Entries from a dataset
▼▼▼

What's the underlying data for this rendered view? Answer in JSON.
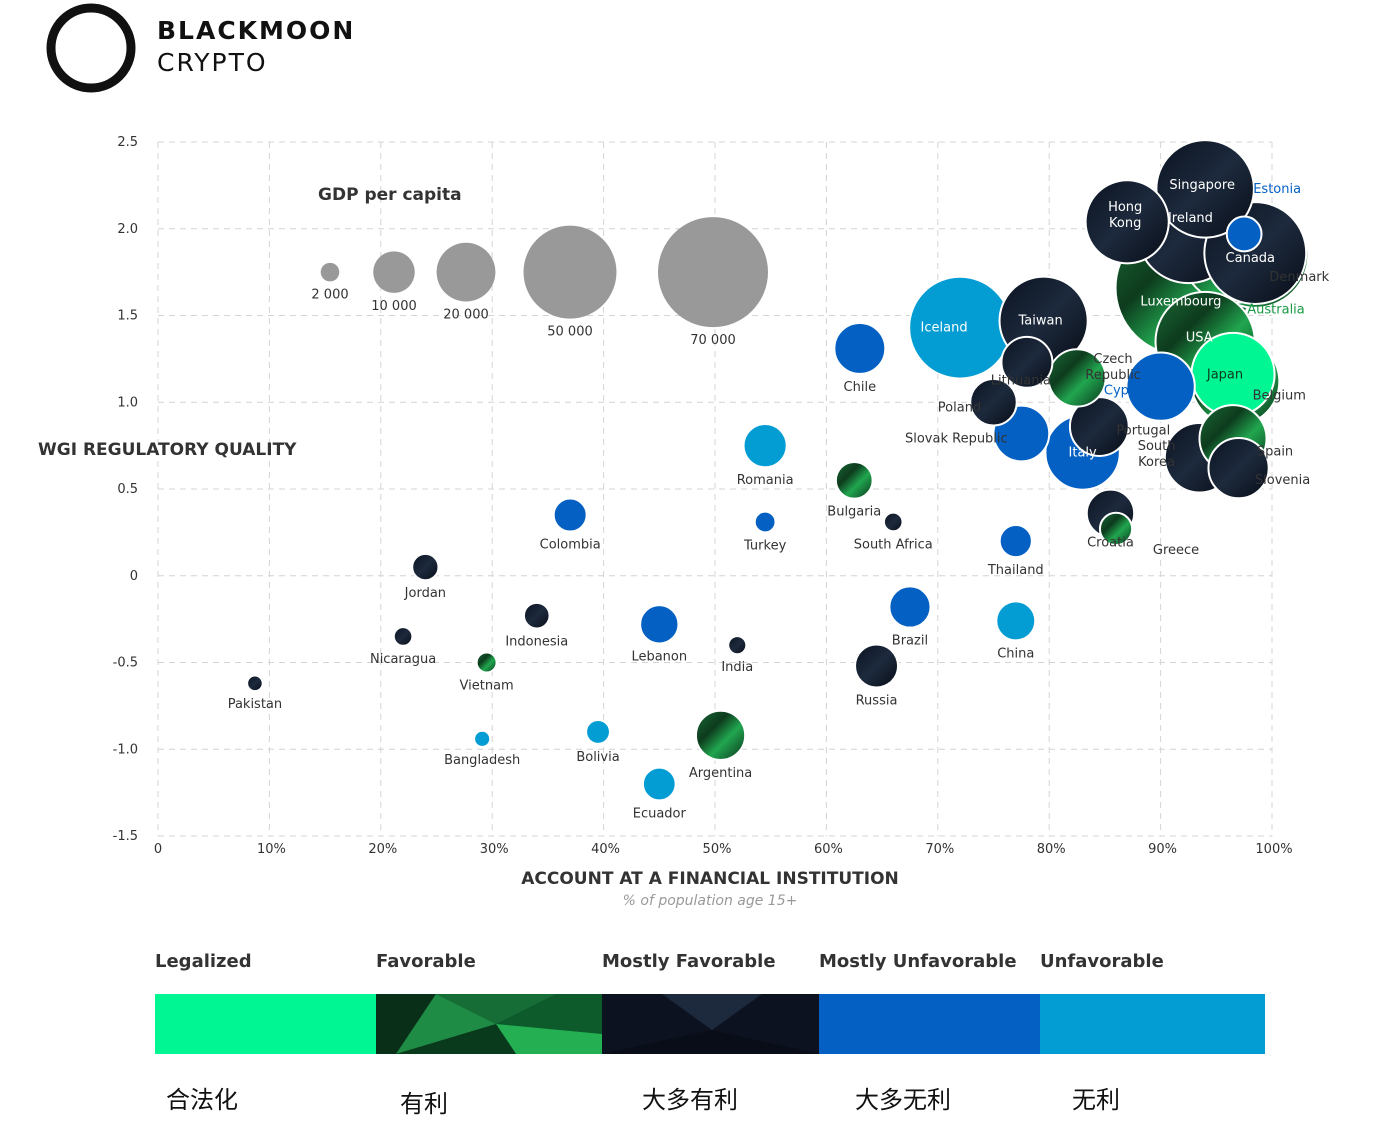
{
  "brand": {
    "line1": "BLACKMOON",
    "line2": "CRYPTO"
  },
  "chart_data": {
    "type": "scatter",
    "xlabel": "ACCOUNT AT A FINANCIAL INSTITUTION",
    "xsublabel": "% of population age 15+",
    "ylabel": "WGI REGULATORY QUALITY",
    "xlim": [
      0,
      100
    ],
    "ylim": [
      -1.5,
      2.5
    ],
    "xticks": [
      "0",
      "10%",
      "20%",
      "30%",
      "40%",
      "50%",
      "60%",
      "70%",
      "80%",
      "90%",
      "100%"
    ],
    "yticks": [
      "2.5",
      "2.0",
      "1.5",
      "1.0",
      "0.5",
      "0",
      "-0.5",
      "-1.0",
      "-1.5"
    ],
    "grid": true,
    "size_legend": {
      "title": "GDP per capita",
      "items": [
        {
          "label": "2 000",
          "value": 2000
        },
        {
          "label": "10 000",
          "value": 10000
        },
        {
          "label": "20 000",
          "value": 20000
        },
        {
          "label": "50 000",
          "value": 50000
        },
        {
          "label": "70 000",
          "value": 70000
        }
      ]
    },
    "categories": [
      {
        "name": "Legalized",
        "color": "#00f593"
      },
      {
        "name": "Favorable",
        "color": "#0f8a3a"
      },
      {
        "name": "Mostly Favorable",
        "color": "#0c1220"
      },
      {
        "name": "Mostly Unfavorable",
        "color": "#0460c2"
      },
      {
        "name": "Unfavorable",
        "color": "#039dd4"
      }
    ],
    "points": [
      {
        "label": "Pakistan",
        "x": 8.7,
        "y": -0.62,
        "gdp": 1400,
        "cat": 2
      },
      {
        "label": "Jordan",
        "x": 24.0,
        "y": 0.05,
        "gdp": 4000,
        "cat": 2
      },
      {
        "label": "Nicaragua",
        "x": 22.0,
        "y": -0.35,
        "gdp": 2000,
        "cat": 2
      },
      {
        "label": "Vietnam",
        "x": 29.5,
        "y": -0.5,
        "gdp": 2300,
        "cat": 1
      },
      {
        "label": "Bangladesh",
        "x": 29.1,
        "y": -0.94,
        "gdp": 1500,
        "cat": 4
      },
      {
        "label": "Indonesia",
        "x": 34.0,
        "y": -0.23,
        "gdp": 3800,
        "cat": 2
      },
      {
        "label": "Colombia",
        "x": 37.0,
        "y": 0.35,
        "gdp": 6300,
        "cat": 3
      },
      {
        "label": "Bolivia",
        "x": 39.5,
        "y": -0.9,
        "gdp": 3300,
        "cat": 4
      },
      {
        "label": "Lebanon",
        "x": 45.0,
        "y": -0.28,
        "gdp": 8500,
        "cat": 3
      },
      {
        "label": "Ecuador",
        "x": 45.0,
        "y": -1.2,
        "gdp": 6200,
        "cat": 4
      },
      {
        "label": "Argentina",
        "x": 50.5,
        "y": -0.92,
        "gdp": 14000,
        "cat": 1
      },
      {
        "label": "India",
        "x": 52.0,
        "y": -0.4,
        "gdp": 1900,
        "cat": 2
      },
      {
        "label": "Turkey",
        "x": 54.5,
        "y": 0.31,
        "gdp": 2500,
        "cat": 3
      },
      {
        "label": "Romania",
        "x": 54.5,
        "y": 0.75,
        "gdp": 10800,
        "cat": 4
      },
      {
        "label": "Bulgaria",
        "x": 62.5,
        "y": 0.55,
        "gdp": 7800,
        "cat": 1
      },
      {
        "label": "Chile",
        "x": 63.0,
        "y": 1.31,
        "gdp": 15000,
        "cat": 3
      },
      {
        "label": "South Africa",
        "x": 66.0,
        "y": 0.31,
        "gdp": 2000,
        "cat": 2
      },
      {
        "label": "Russia",
        "x": 64.5,
        "y": -0.52,
        "gdp": 10700,
        "cat": 2
      },
      {
        "label": "Brazil",
        "x": 67.5,
        "y": -0.18,
        "gdp": 9800,
        "cat": 3
      },
      {
        "label": "Thailand",
        "x": 77.0,
        "y": 0.2,
        "gdp": 6000,
        "cat": 3
      },
      {
        "label": "China",
        "x": 77.0,
        "y": -0.26,
        "gdp": 8800,
        "cat": 4
      },
      {
        "label": "Iceland",
        "x": 72.0,
        "y": 1.43,
        "gdp": 60000,
        "cat": 4
      },
      {
        "label": "Taiwan",
        "x": 79.5,
        "y": 1.47,
        "gdp": 45000,
        "cat": 2
      },
      {
        "label": "Lithuania",
        "x": 78.0,
        "y": 1.23,
        "gdp": 15000,
        "cat": 2
      },
      {
        "label": "Poland",
        "x": 75.0,
        "y": 1.0,
        "gdp": 12500,
        "cat": 2
      },
      {
        "label": "Slovak Republic",
        "x": 77.5,
        "y": 0.82,
        "gdp": 18000,
        "cat": 3
      },
      {
        "label": "Czech Republic",
        "x": 82.5,
        "y": 1.14,
        "gdp": 19000,
        "cat": 1
      },
      {
        "label": "Cyprus",
        "x": 90.0,
        "y": 1.09,
        "gdp": 27000,
        "cat": 3
      },
      {
        "label": "Portugal",
        "x": 84.5,
        "y": 0.86,
        "gdp": 20000,
        "cat": 2
      },
      {
        "label": "Italy",
        "x": 83.0,
        "y": 0.71,
        "gdp": 32000,
        "cat": 3
      },
      {
        "label": "Croatia",
        "x": 85.5,
        "y": 0.36,
        "gdp": 13000,
        "cat": 2
      },
      {
        "label": "Greece",
        "x": 86.0,
        "y": 0.27,
        "gdp": 6000,
        "cat": 1
      },
      {
        "label": "Singapore",
        "x": 94.0,
        "y": 2.23,
        "gdp": 55000,
        "cat": 2
      },
      {
        "label": "Hong Kong",
        "x": 87.0,
        "y": 2.04,
        "gdp": 40000,
        "cat": 2
      },
      {
        "label": "Ireland",
        "x": 92.5,
        "y": 1.98,
        "gdp": 60000,
        "cat": 2
      },
      {
        "label": "Estonia",
        "x": 97.5,
        "y": 1.97,
        "gdp": 7000,
        "cat": 3
      },
      {
        "label": "Canada",
        "x": 98.5,
        "y": 1.85,
        "gdp": 65000,
        "cat": 1
      },
      {
        "label": "Denmark",
        "x": 98.5,
        "y": 1.86,
        "gdp": 60000,
        "cat": 2
      },
      {
        "label": "Australia",
        "x": 96.5,
        "y": 1.87,
        "gdp": 62000,
        "cat": 1
      },
      {
        "label": "Luxembourg",
        "x": 92.0,
        "y": 1.66,
        "gdp": 105000,
        "cat": 1
      },
      {
        "label": "USA",
        "x": 94.0,
        "y": 1.35,
        "gdp": 57000,
        "cat": 1
      },
      {
        "label": "Japan",
        "x": 96.5,
        "y": 1.16,
        "gdp": 40000,
        "cat": 0
      },
      {
        "label": "Belgium",
        "x": 96.7,
        "y": 1.12,
        "gdp": 45000,
        "cat": 1
      },
      {
        "label": "Spain",
        "x": 96.5,
        "y": 0.79,
        "gdp": 26000,
        "cat": 1
      },
      {
        "label": "South Korea",
        "x": 93.5,
        "y": 0.68,
        "gdp": 28000,
        "cat": 2
      },
      {
        "label": "Slovenia",
        "x": 97.0,
        "y": 0.62,
        "gdp": 21000,
        "cat": 2
      }
    ]
  },
  "legend": {
    "items": [
      {
        "name": "Legalized",
        "cn": "合法化",
        "color": "#00f593"
      },
      {
        "name": "Favorable",
        "cn": "有利",
        "color": "#0f8a3a"
      },
      {
        "name": "Mostly Favorable",
        "cn": "大多有利",
        "color": "#0c1220"
      },
      {
        "name": "Mostly Unfavorable",
        "cn": "大多无利",
        "color": "#0460c2"
      },
      {
        "name": "Unfavorable",
        "cn": "无利",
        "color": "#039dd4"
      }
    ]
  }
}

▲▲▲

### Work to do
How many lines of these entries hold the string "value"? Answer with the number alone.

### Full solution
5